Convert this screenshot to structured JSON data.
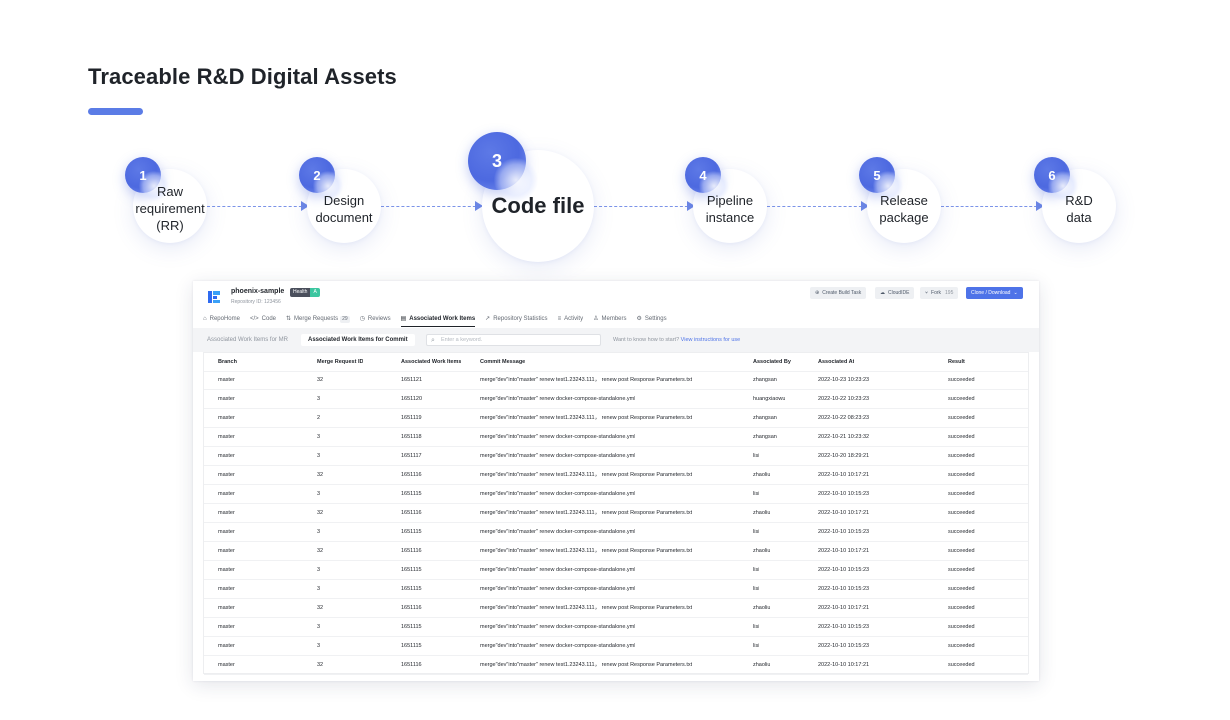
{
  "headline": "Traceable R&D Digital Assets",
  "colors": {
    "accent": "#5b7ce6",
    "primary_button": "#4e73e8",
    "health_ok": "#3cc6a0"
  },
  "flow_steps": [
    {
      "num": "1",
      "lines": [
        "Raw",
        "requirement",
        "(RR)"
      ]
    },
    {
      "num": "2",
      "lines": [
        "Design",
        "document"
      ]
    },
    {
      "num": "3",
      "lines": [
        "Code file"
      ]
    },
    {
      "num": "4",
      "lines": [
        "Pipeline",
        "instance"
      ]
    },
    {
      "num": "5",
      "lines": [
        "Release",
        "package"
      ]
    },
    {
      "num": "6",
      "lines": [
        "R&D",
        "data"
      ]
    }
  ],
  "repo": {
    "name": "phoenix-sample",
    "health_label": "Health",
    "health_value": "A",
    "repo_id": "Repository ID: 123456",
    "actions": {
      "create_build": "Create Build Task",
      "cloudide": "CloudIDE",
      "fork": "Fork",
      "fork_count": "195",
      "clone": "Clone / Download"
    },
    "icons": {
      "create_build": "plus-circle-icon",
      "cloudide": "cloud-icon",
      "fork": "fork-icon",
      "clone": "chevron-down-icon"
    }
  },
  "tabs": [
    {
      "label": "RepoHome",
      "icon": "home-icon",
      "glyph": "⌂"
    },
    {
      "label": "Code",
      "icon": "code-icon",
      "glyph": "</>"
    },
    {
      "label": "Merge Requests",
      "icon": "merge-icon",
      "glyph": "⇅",
      "badge": "29"
    },
    {
      "label": "Reviews",
      "icon": "review-icon",
      "glyph": "◷"
    },
    {
      "label": "Associated Work Items",
      "icon": "document-icon",
      "glyph": "▤",
      "active": true
    },
    {
      "label": "Repository Statistics",
      "icon": "chart-icon",
      "glyph": "↗"
    },
    {
      "label": "Activity",
      "icon": "list-icon",
      "glyph": "≡"
    },
    {
      "label": "Members",
      "icon": "user-icon",
      "glyph": "♙"
    },
    {
      "label": "Settings",
      "icon": "gear-icon",
      "glyph": "⚙"
    }
  ],
  "subbar": {
    "seg_mr": "Associated Work Items for MR",
    "seg_commit": "Associated Work Items for Commit",
    "search_placeholder": "Enter a keyword.",
    "hint_text": "Want to know how to start?",
    "hint_link": "View instructions for use"
  },
  "table": {
    "columns": [
      "Branch",
      "Merge Request ID",
      "Associated Work Items",
      "Commit Message",
      "Associated By",
      "Associated At",
      "Result"
    ],
    "rows": [
      [
        "master",
        "32",
        "1651121",
        "merge\"dev\"into\"master\" renew test1.23243.111， renew post Response Parameters.txt",
        "zhangsan",
        "2022-10-23 10:23:23",
        "succeeded"
      ],
      [
        "master",
        "3",
        "1651120",
        "merge\"dev\"into\"master\" renew docker-compose-standalone.yml",
        "huangxiaowu",
        "2022-10-22 10:23:23",
        "succeeded"
      ],
      [
        "master",
        "2",
        "1651119",
        "merge\"dev\"into\"master\" renew test1.23243.111， renew post Response Parameters.txt",
        "zhangsan",
        "2022-10-22 08:23:23",
        "succeeded"
      ],
      [
        "master",
        "3",
        "1651118",
        "merge\"dev\"into\"master\" renew docker-compose-standalone.yml",
        "zhangsan",
        "2022-10-21 10:23:32",
        "succeeded"
      ],
      [
        "master",
        "3",
        "1651117",
        "merge\"dev\"into\"master\" renew docker-compose-standalone.yml",
        "lisi",
        "2022-10-20 18:29:21",
        "succeeded"
      ],
      [
        "master",
        "32",
        "1651116",
        "merge\"dev\"into\"master\" renew test1.23243.111， renew post Response Parameters.txt",
        "zhaoliu",
        "2022-10-10 10:17:21",
        "succeeded"
      ],
      [
        "master",
        "3",
        "1651115",
        "merge\"dev\"into\"master\" renew docker-compose-standalone.yml",
        "lisi",
        "2022-10-10 10:15:23",
        "succeeded"
      ],
      [
        "master",
        "32",
        "1651116",
        "merge\"dev\"into\"master\" renew test1.23243.111， renew post Response Parameters.txt",
        "zhaoliu",
        "2022-10-10 10:17:21",
        "succeeded"
      ],
      [
        "master",
        "3",
        "1651115",
        "merge\"dev\"into\"master\" renew docker-compose-standalone.yml",
        "lisi",
        "2022-10-10 10:15:23",
        "succeeded"
      ],
      [
        "master",
        "32",
        "1651116",
        "merge\"dev\"into\"master\" renew test1.23243.111， renew post Response Parameters.txt",
        "zhaoliu",
        "2022-10-10 10:17:21",
        "succeeded"
      ],
      [
        "master",
        "3",
        "1651115",
        "merge\"dev\"into\"master\" renew docker-compose-standalone.yml",
        "lisi",
        "2022-10-10 10:15:23",
        "succeeded"
      ],
      [
        "master",
        "3",
        "1651115",
        "merge\"dev\"into\"master\" renew docker-compose-standalone.yml",
        "lisi",
        "2022-10-10 10:15:23",
        "succeeded"
      ],
      [
        "master",
        "32",
        "1651116",
        "merge\"dev\"into\"master\" renew test1.23243.111， renew post Response Parameters.txt",
        "zhaoliu",
        "2022-10-10 10:17:21",
        "succeeded"
      ],
      [
        "master",
        "3",
        "1651115",
        "merge\"dev\"into\"master\" renew docker-compose-standalone.yml",
        "lisi",
        "2022-10-10 10:15:23",
        "succeeded"
      ],
      [
        "master",
        "3",
        "1651115",
        "merge\"dev\"into\"master\" renew docker-compose-standalone.yml",
        "lisi",
        "2022-10-10 10:15:23",
        "succeeded"
      ],
      [
        "master",
        "32",
        "1651116",
        "merge\"dev\"into\"master\" renew test1.23243.111， renew post Response Parameters.txt",
        "zhaoliu",
        "2022-10-10 10:17:21",
        "succeeded"
      ]
    ]
  }
}
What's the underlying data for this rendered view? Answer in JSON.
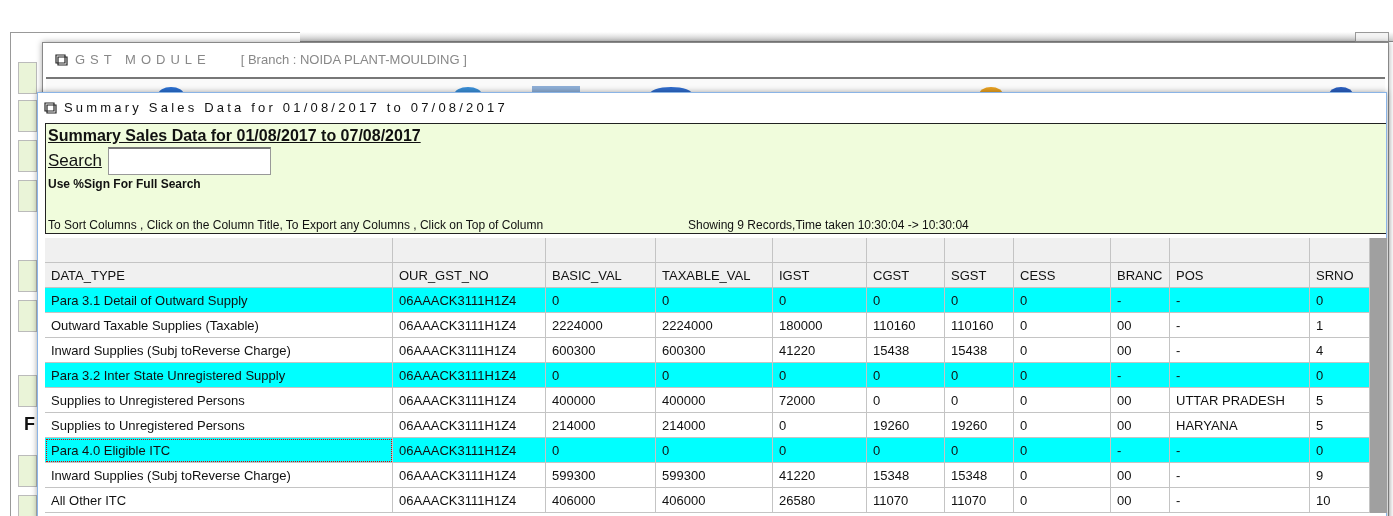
{
  "background_window": {
    "side_letter": "F"
  },
  "gst_window": {
    "title": "GST MODULE",
    "branch": "[ Branch : NOIDA PLANT-MOULDING ]"
  },
  "summary_window": {
    "title": "Summary Sales Data for 01/08/2017 to 07/08/2017"
  },
  "panel": {
    "heading": "Summary Sales Data for 01/08/2017 to 07/08/2017",
    "search_label": "Search",
    "hint": "Use %Sign For Full Search",
    "sort_hint": "To Sort Columns , Click on the Column Title, To Export any Columns , Click on Top of Column",
    "records_info": "Showing 9 Records,Time taken 10:30:04 -> 10:30:04"
  },
  "table": {
    "columns": [
      "DATA_TYPE",
      "OUR_GST_NO",
      "BASIC_VAL",
      "TAXABLE_VAL",
      "IGST",
      "CGST",
      "SGST",
      "CESS",
      "BRANC",
      "POS",
      "SRNO"
    ],
    "rows": [
      {
        "kind": "section",
        "focused": false,
        "cells": [
          "Para 3.1 Detail of Outward Supply",
          "06AAACK3111H1Z4",
          "0",
          "0",
          "0",
          "0",
          "0",
          "0",
          "-",
          "-",
          "0"
        ]
      },
      {
        "kind": "item",
        "focused": false,
        "cells": [
          "Outward Taxable Supplies (Taxable)",
          "06AAACK3111H1Z4",
          "2224000",
          "2224000",
          "180000",
          "110160",
          "110160",
          "0",
          "00",
          "-",
          "1"
        ]
      },
      {
        "kind": "item",
        "focused": false,
        "cells": [
          "Inward Supplies (Subj toReverse Charge)",
          "06AAACK3111H1Z4",
          "600300",
          "600300",
          "41220",
          "15438",
          "15438",
          "0",
          "00",
          "-",
          "4"
        ]
      },
      {
        "kind": "section",
        "focused": false,
        "cells": [
          "Para 3.2 Inter State Unregistered Supply",
          "06AAACK3111H1Z4",
          "0",
          "0",
          "0",
          "0",
          "0",
          "0",
          "-",
          "-",
          "0"
        ]
      },
      {
        "kind": "item",
        "focused": false,
        "cells": [
          "Supplies to Unregistered Persons",
          "06AAACK3111H1Z4",
          "400000",
          "400000",
          "72000",
          "0",
          "0",
          "0",
          "00",
          "UTTAR PRADESH",
          "5"
        ]
      },
      {
        "kind": "item",
        "focused": false,
        "cells": [
          "Supplies to Unregistered Persons",
          "06AAACK3111H1Z4",
          "214000",
          "214000",
          "0",
          "19260",
          "19260",
          "0",
          "00",
          "HARYANA",
          "5"
        ]
      },
      {
        "kind": "section",
        "focused": true,
        "cells": [
          "Para 4.0 Eligible ITC",
          "06AAACK3111H1Z4",
          "0",
          "0",
          "0",
          "0",
          "0",
          "0",
          "-",
          "-",
          "0"
        ]
      },
      {
        "kind": "item",
        "focused": false,
        "cells": [
          "Inward Supplies (Subj toReverse Charge)",
          "06AAACK3111H1Z4",
          "599300",
          "599300",
          "41220",
          "15348",
          "15348",
          "0",
          "00",
          "-",
          "9"
        ]
      },
      {
        "kind": "item",
        "focused": false,
        "cells": [
          "All Other ITC",
          "06AAACK3111H1Z4",
          "406000",
          "406000",
          "26580",
          "11070",
          "11070",
          "0",
          "00",
          "-",
          "10"
        ]
      }
    ]
  }
}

---+---

### Short task
Copy out every line holding the string "cloudide".

### Solution to the exercise
      "cloudide": "CloudIDE",
      "cloudide": "cloud-icon",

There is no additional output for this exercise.